• DATA TO PROCESS:
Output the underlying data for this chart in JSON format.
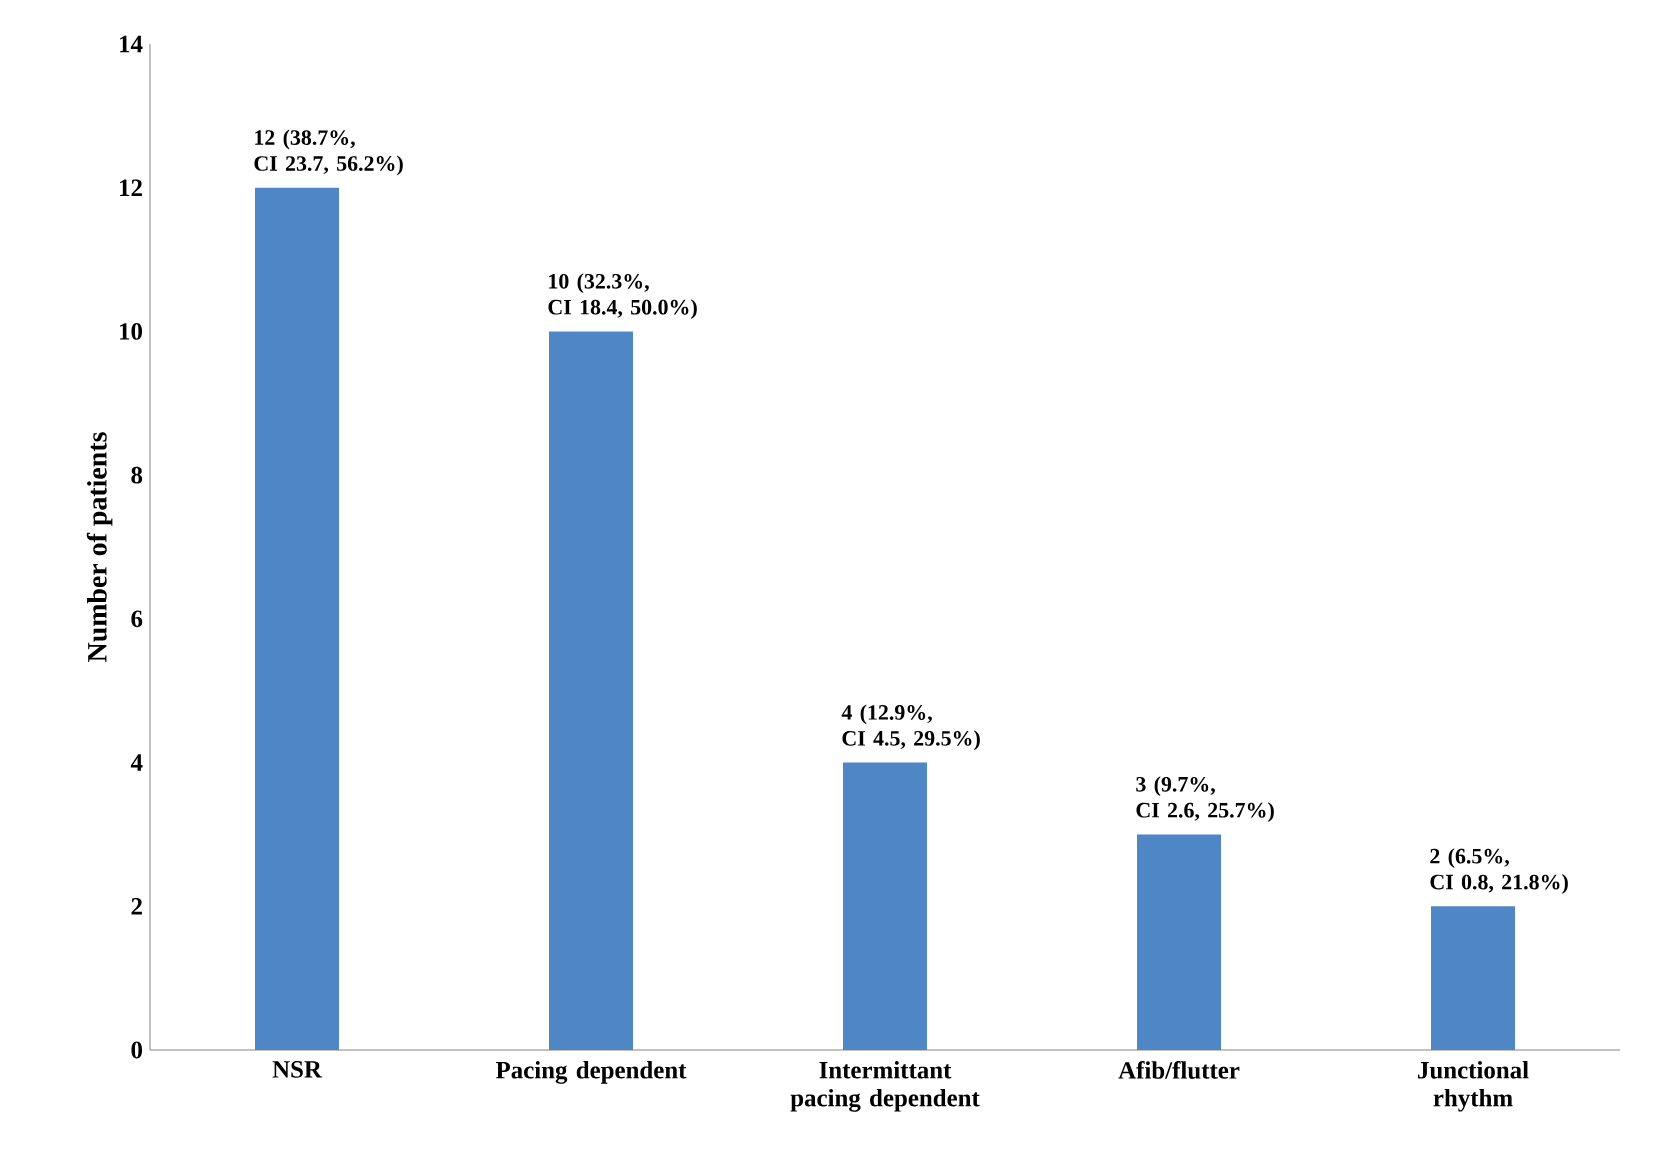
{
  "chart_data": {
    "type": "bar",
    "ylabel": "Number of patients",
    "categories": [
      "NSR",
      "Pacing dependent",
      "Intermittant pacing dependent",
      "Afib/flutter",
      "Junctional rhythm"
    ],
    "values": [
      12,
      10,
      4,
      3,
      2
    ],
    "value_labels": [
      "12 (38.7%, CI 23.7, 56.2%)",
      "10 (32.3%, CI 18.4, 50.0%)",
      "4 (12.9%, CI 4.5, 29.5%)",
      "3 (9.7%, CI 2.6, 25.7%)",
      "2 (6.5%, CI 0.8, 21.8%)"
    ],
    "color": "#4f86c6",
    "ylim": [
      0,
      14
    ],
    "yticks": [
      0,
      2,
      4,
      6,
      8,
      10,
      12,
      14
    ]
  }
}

--

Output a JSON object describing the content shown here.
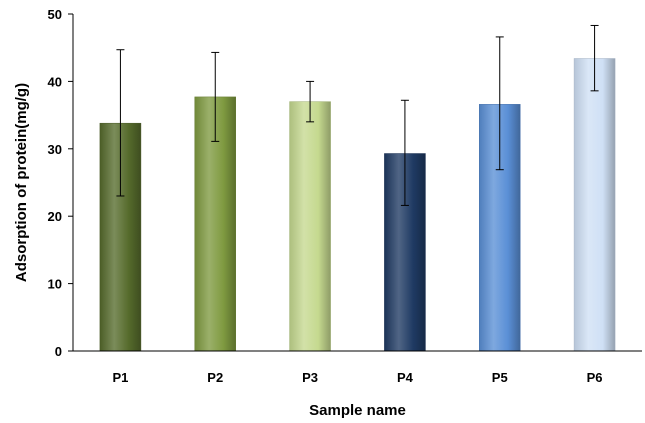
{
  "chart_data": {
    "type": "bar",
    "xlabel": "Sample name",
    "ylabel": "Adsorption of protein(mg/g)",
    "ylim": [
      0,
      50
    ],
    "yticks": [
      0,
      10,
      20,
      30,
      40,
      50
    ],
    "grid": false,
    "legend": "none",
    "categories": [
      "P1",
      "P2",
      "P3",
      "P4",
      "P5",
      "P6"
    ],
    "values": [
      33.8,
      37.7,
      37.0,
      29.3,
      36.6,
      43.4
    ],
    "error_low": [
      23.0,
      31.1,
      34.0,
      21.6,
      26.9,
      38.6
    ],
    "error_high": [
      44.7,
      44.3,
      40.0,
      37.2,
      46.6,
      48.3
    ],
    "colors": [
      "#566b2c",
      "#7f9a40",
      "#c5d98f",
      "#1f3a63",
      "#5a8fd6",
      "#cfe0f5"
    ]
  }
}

• REQUIREMENT:
Pull out all lines in the data above that include "JSON".

• ANSWER SECTION:
Output the underlying data for this chart in JSON format.
Output a JSON object describing the content shown here.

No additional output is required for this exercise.